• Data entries
▽
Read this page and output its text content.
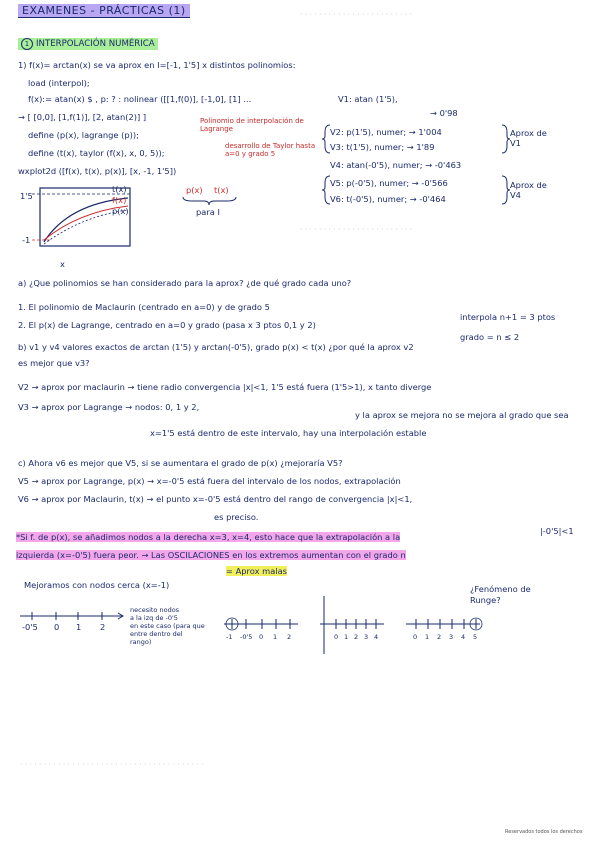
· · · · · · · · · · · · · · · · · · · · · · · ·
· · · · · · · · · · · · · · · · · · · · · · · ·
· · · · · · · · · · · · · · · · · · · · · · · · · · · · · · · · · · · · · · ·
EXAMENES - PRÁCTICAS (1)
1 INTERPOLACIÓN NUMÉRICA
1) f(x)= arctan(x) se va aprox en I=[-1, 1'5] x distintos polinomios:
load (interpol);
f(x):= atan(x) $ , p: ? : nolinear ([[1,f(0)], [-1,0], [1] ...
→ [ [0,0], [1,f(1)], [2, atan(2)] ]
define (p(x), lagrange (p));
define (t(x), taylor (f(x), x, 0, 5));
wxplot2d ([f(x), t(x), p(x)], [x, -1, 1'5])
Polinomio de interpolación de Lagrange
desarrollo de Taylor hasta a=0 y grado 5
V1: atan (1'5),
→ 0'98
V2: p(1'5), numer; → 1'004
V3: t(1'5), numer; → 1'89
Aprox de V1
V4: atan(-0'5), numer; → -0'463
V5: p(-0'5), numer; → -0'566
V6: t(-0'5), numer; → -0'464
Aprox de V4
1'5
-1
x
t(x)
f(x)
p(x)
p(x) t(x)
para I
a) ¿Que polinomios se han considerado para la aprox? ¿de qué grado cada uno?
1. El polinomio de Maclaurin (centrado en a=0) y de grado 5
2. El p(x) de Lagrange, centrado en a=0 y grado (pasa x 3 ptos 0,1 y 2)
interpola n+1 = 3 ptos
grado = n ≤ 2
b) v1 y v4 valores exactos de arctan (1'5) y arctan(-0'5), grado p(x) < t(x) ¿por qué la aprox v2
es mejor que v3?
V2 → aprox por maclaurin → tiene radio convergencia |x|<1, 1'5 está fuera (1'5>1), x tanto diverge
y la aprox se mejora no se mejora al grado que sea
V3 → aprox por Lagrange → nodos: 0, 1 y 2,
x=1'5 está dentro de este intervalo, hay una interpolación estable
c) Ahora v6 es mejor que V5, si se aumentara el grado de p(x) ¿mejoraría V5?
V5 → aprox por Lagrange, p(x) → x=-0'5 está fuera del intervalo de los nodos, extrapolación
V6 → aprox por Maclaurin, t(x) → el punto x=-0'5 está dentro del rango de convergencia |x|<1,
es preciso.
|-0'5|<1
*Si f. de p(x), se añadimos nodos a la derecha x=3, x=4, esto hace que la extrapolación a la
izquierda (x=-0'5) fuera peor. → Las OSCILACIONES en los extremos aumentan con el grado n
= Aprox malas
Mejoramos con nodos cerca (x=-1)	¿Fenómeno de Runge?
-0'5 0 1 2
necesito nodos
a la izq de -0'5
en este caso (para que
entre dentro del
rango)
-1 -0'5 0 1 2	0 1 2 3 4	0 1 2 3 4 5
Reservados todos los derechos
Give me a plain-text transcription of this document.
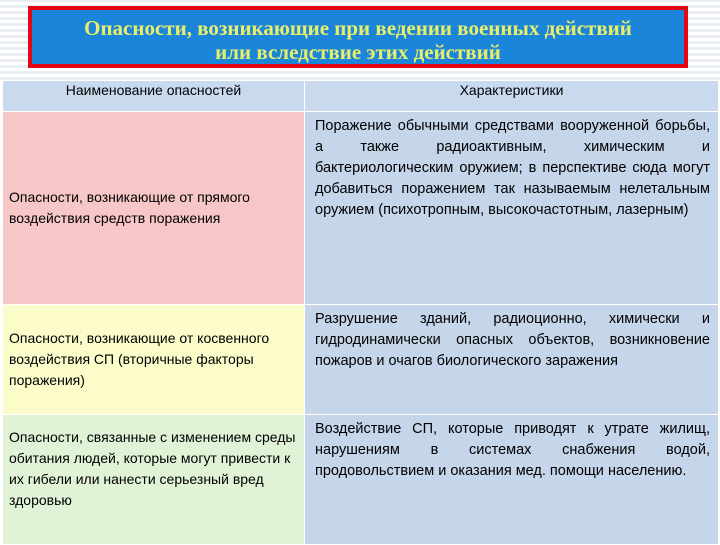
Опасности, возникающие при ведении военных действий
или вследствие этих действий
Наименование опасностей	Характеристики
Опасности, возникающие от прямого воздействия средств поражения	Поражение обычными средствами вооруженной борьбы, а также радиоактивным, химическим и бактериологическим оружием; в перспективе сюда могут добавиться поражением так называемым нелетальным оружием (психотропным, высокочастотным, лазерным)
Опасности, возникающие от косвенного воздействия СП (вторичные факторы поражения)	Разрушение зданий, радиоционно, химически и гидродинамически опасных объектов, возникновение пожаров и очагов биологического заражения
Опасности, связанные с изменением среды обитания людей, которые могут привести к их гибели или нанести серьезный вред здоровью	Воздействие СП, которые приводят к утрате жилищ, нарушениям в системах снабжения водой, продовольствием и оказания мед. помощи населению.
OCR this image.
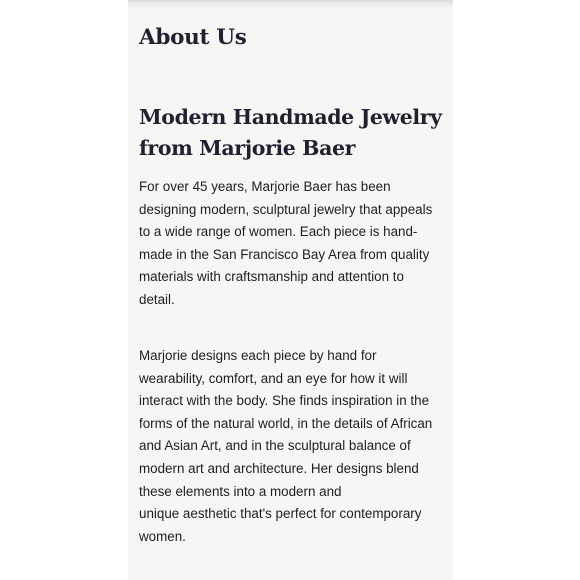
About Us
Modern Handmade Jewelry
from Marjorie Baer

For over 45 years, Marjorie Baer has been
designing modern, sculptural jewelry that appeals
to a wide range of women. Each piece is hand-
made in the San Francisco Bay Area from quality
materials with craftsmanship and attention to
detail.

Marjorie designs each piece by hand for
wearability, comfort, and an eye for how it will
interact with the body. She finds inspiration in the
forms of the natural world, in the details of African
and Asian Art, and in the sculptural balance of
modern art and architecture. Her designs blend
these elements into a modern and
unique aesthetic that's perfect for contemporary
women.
△
• WORK TO COMPLETE
Check each line of the records above for the string "para", and report every line that has it.

• FINAL ANSWER
para I
a) ¿Que polinomios se han considerado para la aprox? ¿de qué grado cada uno?
en este caso (para que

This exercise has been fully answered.